For the records below, tally every line that has the word "exons" and reply with the number alone.

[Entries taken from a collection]

╭──

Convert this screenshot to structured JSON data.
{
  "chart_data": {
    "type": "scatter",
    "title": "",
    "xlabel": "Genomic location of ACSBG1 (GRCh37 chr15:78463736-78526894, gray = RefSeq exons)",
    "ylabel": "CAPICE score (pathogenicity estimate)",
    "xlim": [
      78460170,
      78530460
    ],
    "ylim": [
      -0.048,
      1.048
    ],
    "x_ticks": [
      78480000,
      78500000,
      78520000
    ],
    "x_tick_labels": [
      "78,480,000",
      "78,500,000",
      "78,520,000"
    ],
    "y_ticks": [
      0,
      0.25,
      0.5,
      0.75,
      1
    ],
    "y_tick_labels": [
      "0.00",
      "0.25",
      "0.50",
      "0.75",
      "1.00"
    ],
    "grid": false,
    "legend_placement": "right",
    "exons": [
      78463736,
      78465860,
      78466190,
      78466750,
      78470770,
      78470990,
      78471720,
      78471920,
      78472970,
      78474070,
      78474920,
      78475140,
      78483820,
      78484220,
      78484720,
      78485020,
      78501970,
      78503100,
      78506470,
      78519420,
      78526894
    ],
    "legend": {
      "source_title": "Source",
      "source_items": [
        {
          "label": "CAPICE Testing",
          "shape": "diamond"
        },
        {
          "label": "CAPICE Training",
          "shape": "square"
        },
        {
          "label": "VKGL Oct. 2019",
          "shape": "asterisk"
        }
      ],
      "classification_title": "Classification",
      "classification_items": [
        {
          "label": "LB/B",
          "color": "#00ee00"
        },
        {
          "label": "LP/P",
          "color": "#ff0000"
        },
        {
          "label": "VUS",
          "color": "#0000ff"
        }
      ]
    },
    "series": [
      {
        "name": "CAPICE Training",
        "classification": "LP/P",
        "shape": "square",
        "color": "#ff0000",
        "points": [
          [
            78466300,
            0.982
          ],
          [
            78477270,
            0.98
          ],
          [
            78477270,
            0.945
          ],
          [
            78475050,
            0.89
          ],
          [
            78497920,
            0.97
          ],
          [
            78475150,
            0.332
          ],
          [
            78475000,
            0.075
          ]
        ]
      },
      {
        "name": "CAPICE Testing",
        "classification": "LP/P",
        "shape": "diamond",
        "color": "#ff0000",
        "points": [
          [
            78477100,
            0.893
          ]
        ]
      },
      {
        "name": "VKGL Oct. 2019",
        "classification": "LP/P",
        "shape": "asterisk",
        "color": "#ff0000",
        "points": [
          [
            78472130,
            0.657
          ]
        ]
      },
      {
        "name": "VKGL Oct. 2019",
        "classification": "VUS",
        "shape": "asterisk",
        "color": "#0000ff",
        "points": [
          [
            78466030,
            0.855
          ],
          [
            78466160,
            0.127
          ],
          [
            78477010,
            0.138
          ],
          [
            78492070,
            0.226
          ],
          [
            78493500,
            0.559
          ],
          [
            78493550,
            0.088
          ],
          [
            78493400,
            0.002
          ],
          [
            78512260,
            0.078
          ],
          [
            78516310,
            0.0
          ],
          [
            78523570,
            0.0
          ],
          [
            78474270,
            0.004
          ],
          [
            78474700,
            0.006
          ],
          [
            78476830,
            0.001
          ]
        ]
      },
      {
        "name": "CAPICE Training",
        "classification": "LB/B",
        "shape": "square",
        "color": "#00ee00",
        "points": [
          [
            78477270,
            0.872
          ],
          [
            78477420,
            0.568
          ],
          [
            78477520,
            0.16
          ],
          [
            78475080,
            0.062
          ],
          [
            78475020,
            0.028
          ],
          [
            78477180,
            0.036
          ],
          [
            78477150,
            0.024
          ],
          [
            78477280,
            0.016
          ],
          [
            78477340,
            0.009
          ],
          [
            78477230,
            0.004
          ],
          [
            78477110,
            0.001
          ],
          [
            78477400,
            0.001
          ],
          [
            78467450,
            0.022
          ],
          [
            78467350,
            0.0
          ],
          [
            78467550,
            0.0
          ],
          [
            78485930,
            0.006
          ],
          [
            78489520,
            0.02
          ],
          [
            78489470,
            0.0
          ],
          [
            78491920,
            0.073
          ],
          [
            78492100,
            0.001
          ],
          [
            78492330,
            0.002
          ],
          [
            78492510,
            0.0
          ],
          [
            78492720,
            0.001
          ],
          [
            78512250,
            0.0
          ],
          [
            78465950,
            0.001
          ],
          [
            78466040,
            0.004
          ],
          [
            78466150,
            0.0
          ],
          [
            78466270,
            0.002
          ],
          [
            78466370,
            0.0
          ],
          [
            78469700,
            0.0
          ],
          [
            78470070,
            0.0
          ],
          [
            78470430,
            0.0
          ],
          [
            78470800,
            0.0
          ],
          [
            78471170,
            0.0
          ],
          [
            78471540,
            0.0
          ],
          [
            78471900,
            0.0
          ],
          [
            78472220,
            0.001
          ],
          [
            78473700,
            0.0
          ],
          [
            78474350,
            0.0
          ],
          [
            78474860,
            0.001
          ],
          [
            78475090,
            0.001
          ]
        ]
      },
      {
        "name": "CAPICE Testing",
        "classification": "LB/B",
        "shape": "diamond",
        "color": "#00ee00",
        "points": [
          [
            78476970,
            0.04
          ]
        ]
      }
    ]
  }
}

╰──

**Answer to this task:** 2